A run of records:
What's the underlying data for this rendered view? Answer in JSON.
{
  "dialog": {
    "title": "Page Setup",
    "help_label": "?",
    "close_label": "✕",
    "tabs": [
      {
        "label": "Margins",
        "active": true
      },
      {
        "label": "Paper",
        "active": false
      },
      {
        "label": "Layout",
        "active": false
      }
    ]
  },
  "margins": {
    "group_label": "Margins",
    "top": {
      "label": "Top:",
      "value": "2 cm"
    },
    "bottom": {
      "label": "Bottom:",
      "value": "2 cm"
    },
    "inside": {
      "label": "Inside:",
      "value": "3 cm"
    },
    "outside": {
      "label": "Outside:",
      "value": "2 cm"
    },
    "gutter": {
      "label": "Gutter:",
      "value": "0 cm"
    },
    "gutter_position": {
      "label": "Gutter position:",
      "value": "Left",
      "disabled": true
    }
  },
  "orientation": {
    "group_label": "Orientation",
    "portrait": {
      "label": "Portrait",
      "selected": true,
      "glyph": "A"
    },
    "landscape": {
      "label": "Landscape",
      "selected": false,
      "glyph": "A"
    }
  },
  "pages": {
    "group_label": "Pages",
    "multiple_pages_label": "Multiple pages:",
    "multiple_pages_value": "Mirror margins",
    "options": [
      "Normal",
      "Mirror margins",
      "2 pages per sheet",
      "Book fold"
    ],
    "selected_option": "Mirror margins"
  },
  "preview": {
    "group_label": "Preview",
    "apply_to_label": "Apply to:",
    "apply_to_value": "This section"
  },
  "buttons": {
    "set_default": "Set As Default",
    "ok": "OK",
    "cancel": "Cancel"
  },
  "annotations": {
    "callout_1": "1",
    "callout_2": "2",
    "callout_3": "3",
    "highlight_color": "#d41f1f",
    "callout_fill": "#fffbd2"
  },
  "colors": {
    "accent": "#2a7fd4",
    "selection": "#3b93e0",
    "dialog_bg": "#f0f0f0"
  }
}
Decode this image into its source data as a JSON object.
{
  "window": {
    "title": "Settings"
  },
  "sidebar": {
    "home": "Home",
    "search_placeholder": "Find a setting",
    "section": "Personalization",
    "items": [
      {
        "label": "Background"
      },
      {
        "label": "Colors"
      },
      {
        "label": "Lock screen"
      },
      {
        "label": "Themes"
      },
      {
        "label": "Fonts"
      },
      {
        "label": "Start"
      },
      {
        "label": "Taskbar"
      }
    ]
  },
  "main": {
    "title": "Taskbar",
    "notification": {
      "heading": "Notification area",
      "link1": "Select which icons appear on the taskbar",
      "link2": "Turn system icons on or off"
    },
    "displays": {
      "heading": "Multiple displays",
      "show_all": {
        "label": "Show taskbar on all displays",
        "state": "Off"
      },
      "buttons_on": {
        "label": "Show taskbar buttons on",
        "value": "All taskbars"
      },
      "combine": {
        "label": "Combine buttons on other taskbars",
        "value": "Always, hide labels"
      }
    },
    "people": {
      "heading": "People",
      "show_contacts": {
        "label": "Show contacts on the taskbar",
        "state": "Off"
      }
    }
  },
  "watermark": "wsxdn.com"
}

YOUR INSTRUCTIONS: Copy each line above containing the string "taskbars".

RESULT:
        "value": "All taskbars"
        "label": "Combine buttons on other taskbars",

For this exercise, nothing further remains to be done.